Show every line of the records below that contains the word "milliers".

::::::

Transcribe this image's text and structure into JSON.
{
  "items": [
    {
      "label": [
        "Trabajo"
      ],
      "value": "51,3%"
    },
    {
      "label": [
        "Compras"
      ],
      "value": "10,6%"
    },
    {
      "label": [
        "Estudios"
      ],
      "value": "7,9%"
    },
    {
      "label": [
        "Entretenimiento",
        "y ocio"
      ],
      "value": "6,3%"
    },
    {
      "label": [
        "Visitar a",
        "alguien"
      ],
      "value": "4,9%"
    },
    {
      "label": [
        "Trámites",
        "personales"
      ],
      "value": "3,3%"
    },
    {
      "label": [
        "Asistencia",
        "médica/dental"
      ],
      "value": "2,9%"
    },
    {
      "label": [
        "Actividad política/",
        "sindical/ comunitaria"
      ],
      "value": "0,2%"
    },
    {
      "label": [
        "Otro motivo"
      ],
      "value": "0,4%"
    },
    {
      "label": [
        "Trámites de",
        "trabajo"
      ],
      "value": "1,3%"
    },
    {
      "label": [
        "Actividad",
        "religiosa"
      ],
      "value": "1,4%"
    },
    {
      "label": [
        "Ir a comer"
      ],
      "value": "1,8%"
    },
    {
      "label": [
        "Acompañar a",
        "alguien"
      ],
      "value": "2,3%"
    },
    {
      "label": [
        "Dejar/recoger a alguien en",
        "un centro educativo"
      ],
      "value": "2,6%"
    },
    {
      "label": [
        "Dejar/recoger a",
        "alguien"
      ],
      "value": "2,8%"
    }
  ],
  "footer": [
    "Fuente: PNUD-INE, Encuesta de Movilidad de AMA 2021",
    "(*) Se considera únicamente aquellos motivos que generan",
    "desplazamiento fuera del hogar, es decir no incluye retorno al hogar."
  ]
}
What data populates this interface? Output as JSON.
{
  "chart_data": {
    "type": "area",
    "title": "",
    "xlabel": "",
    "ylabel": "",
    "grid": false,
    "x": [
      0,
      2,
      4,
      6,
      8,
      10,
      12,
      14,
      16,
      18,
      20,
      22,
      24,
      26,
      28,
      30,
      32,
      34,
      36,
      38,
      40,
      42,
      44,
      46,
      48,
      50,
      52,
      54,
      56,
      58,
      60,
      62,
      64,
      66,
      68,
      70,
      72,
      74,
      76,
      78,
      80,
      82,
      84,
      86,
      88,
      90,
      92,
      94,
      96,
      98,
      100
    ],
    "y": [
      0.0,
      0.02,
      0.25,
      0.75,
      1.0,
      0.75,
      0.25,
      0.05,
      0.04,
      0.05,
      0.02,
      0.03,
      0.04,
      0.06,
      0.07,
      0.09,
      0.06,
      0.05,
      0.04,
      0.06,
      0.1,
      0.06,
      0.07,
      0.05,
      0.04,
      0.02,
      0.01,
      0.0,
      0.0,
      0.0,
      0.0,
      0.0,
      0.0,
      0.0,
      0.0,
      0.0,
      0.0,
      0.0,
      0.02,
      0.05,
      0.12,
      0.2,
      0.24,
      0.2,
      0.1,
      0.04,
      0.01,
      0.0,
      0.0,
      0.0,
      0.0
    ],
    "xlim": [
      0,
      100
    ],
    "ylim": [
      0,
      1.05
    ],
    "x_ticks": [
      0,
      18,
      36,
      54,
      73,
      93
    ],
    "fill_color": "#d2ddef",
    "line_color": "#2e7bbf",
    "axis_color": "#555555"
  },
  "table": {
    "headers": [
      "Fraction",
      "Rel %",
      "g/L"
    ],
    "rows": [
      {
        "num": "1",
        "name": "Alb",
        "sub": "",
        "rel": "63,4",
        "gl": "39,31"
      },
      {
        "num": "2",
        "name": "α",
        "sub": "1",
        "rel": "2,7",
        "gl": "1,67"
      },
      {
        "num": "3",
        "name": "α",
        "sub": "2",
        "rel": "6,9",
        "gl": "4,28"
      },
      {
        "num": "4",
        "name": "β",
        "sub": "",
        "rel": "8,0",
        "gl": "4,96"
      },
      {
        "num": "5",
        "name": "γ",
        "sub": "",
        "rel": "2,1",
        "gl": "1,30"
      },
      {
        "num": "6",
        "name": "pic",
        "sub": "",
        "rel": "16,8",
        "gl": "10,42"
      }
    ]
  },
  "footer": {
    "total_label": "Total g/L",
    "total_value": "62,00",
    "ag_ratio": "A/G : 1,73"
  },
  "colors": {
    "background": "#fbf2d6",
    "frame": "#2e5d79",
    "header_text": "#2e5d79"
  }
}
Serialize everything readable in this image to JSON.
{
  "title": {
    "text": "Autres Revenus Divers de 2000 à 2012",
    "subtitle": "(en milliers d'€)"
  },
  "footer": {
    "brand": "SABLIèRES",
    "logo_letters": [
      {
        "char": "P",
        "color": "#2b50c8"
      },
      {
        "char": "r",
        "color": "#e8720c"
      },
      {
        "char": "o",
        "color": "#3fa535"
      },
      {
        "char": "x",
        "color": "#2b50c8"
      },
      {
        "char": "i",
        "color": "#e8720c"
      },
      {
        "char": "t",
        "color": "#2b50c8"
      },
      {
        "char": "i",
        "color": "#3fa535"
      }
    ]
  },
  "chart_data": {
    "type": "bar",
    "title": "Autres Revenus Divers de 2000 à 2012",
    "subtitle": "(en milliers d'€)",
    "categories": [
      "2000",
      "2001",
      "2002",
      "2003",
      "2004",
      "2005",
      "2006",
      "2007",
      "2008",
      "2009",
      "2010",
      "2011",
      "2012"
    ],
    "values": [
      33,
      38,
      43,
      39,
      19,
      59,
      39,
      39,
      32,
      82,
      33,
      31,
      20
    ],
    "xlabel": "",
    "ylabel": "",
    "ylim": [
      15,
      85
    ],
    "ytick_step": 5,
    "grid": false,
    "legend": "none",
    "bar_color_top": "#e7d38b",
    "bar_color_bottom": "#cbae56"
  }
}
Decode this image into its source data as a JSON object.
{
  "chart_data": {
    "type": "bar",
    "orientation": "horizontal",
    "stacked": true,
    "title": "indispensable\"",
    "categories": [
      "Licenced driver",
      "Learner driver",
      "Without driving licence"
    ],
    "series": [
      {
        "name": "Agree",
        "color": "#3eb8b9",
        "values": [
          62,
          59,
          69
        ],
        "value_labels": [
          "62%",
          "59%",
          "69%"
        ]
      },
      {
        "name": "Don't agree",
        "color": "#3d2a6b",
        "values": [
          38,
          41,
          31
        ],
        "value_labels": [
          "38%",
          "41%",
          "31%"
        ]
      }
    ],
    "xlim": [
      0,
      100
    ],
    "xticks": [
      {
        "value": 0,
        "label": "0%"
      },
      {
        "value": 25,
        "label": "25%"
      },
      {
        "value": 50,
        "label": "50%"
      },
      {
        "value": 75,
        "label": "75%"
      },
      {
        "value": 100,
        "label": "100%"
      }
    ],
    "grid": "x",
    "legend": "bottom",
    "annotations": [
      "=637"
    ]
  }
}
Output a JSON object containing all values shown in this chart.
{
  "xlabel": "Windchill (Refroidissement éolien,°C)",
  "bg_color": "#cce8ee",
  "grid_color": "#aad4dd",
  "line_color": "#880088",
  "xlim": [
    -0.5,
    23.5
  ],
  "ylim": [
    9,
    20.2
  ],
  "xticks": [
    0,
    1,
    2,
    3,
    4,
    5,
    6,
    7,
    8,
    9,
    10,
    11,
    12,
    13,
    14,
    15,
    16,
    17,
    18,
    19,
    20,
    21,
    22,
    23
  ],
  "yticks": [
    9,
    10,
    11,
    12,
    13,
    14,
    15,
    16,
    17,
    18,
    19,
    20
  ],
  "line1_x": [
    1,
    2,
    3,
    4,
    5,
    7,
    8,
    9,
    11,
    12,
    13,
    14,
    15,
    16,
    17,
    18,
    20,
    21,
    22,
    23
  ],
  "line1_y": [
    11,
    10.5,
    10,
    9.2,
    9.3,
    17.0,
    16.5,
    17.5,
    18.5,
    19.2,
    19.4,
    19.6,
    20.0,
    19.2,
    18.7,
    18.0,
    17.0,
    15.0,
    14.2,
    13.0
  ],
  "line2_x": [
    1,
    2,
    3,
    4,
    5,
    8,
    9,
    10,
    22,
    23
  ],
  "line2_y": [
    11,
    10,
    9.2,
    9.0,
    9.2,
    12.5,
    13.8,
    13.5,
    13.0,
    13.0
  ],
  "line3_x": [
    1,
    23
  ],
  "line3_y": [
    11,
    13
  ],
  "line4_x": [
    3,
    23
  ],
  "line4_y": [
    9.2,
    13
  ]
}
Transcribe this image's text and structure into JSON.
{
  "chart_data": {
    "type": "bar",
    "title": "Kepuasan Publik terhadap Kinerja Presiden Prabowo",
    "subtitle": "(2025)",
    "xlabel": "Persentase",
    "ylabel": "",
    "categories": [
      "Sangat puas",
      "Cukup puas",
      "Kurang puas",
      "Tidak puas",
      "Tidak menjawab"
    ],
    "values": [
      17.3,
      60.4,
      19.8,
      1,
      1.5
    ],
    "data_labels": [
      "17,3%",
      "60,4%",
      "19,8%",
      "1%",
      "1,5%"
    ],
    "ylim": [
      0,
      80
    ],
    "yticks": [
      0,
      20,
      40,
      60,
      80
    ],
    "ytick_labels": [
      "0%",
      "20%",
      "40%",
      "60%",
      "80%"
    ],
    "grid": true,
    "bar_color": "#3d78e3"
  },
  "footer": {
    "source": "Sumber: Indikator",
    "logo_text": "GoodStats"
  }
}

::::::

#### [TASK OUTPUT]
    "subtitle": "(en milliers d'€)"
    "subtitle": "(en milliers d'€)",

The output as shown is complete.